§ Exercise
Can you find the lines of the listing that include "icon" and copy every one?

§ Source material
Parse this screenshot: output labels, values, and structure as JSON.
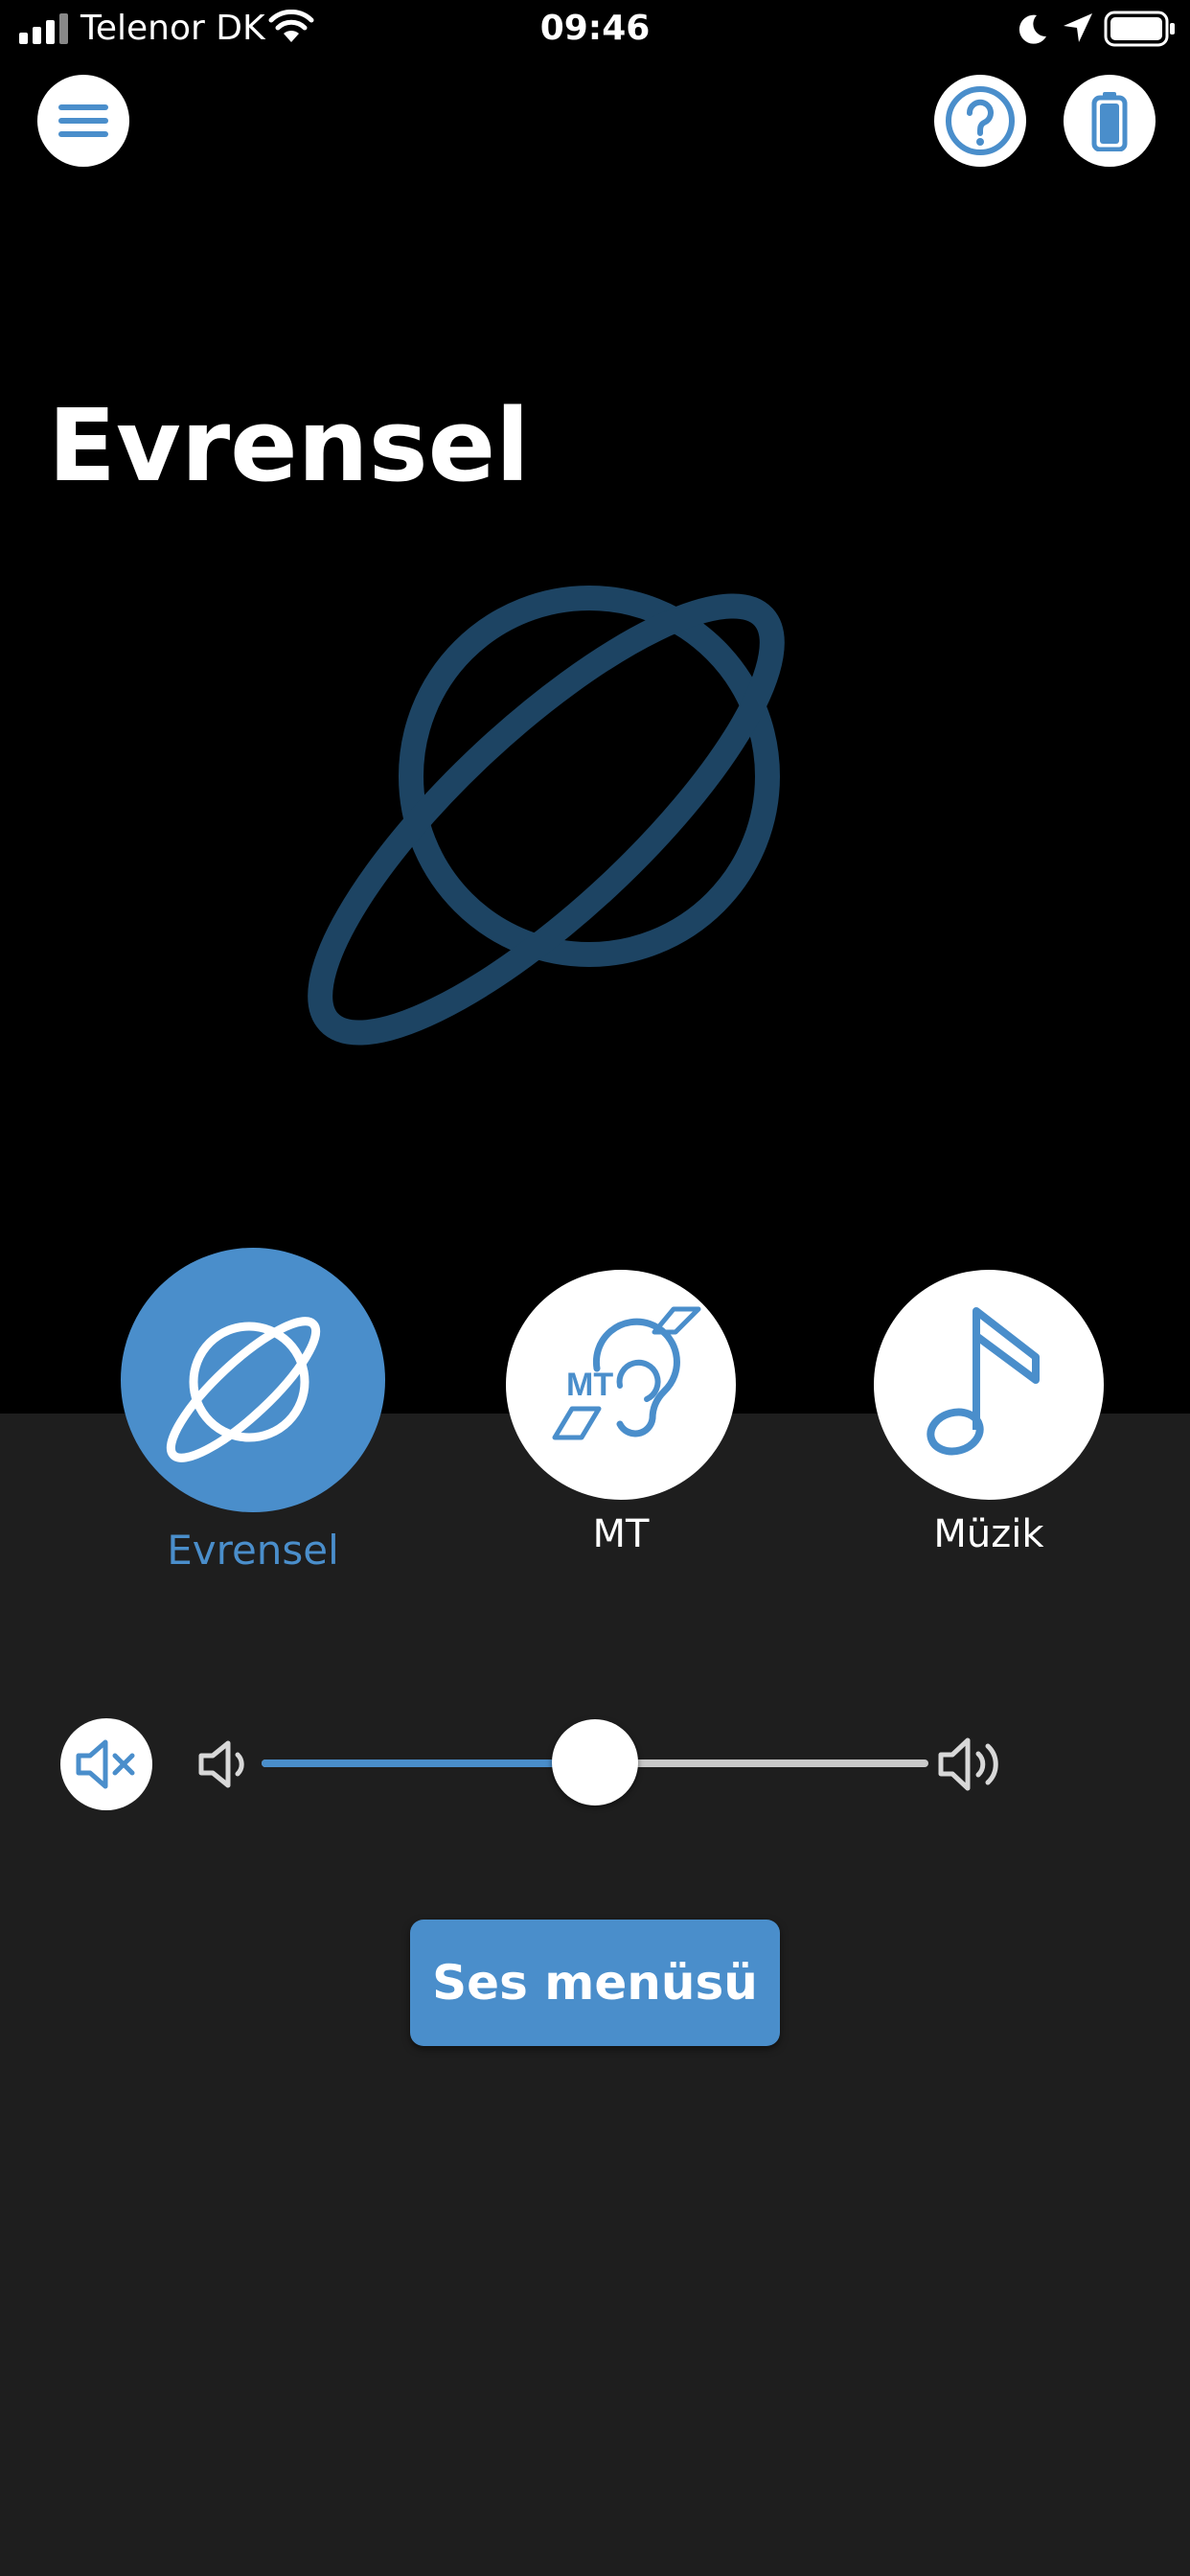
{
  "status_bar": {
    "carrier": "Telenor DK",
    "time": "09:46"
  },
  "header": {
    "menu_icon": "hamburger-menu-icon",
    "help_icon": "help-question-icon",
    "battery_icon": "battery-icon"
  },
  "program": {
    "title": "Evrensel",
    "icon": "planet-icon"
  },
  "programs": [
    {
      "label": "Evrensel",
      "icon": "planet-icon",
      "selected": true
    },
    {
      "label": "MT",
      "icon": "hearing-loop-mt-icon",
      "selected": false
    },
    {
      "label": "Müzik",
      "icon": "music-note-icon",
      "selected": false
    }
  ],
  "volume": {
    "level": 0.5,
    "mute_icon": "speaker-mute-icon",
    "low_icon": "speaker-low-icon",
    "high_icon": "speaker-high-icon"
  },
  "sound_menu_label": "Ses menüsü",
  "colors": {
    "accent": "#4a8ecb",
    "top_background": "#000000",
    "bottom_background": "#1e1e1e",
    "planet_outline": "#1d4463"
  }
}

§ Expected output
    "menu_icon": "hamburger-menu-icon",
    "help_icon": "help-question-icon",
    "battery_icon": "battery-icon"
    "icon": "planet-icon"
      "icon": "planet-icon",
      "icon": "hearing-loop-mt-icon",
      "icon": "music-note-icon",
    "mute_icon": "speaker-mute-icon",
    "low_icon": "speaker-low-icon",
    "high_icon": "speaker-high-icon"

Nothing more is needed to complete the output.